• **Records for the exercise**
──────
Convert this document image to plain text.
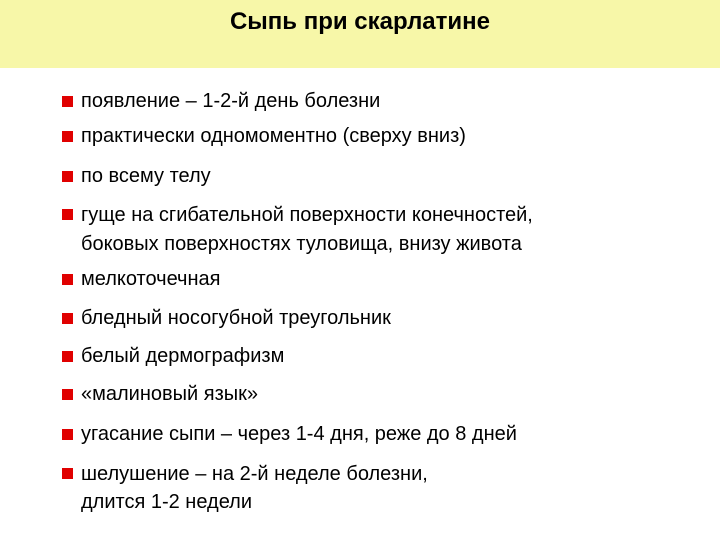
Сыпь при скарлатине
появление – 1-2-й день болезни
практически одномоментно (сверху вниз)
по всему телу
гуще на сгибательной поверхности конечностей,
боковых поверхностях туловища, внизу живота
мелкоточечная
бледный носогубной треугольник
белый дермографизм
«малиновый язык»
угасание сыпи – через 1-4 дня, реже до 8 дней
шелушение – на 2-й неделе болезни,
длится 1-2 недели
──────
• **Instructions to follow**
Exclude the pictures and repeat every other part of the records word for word.

• **Written reply**
Convert this document image to plain text.
Сыпь при скарлатине
появление – 1-2-й день болезни
практически одномоментно (сверху вниз)
по всему телу
гуще на сгибательной поверхности конечностей,
боковых поверхностях туловища, внизу живота
мелкоточечная
бледный носогубной треугольник
белый дермографизм
«малиновый язык»
угасание сыпи – через 1-4 дня, реже до 8 дней
шелушение – на 2-й неделе болезни,
длится 1-2 недели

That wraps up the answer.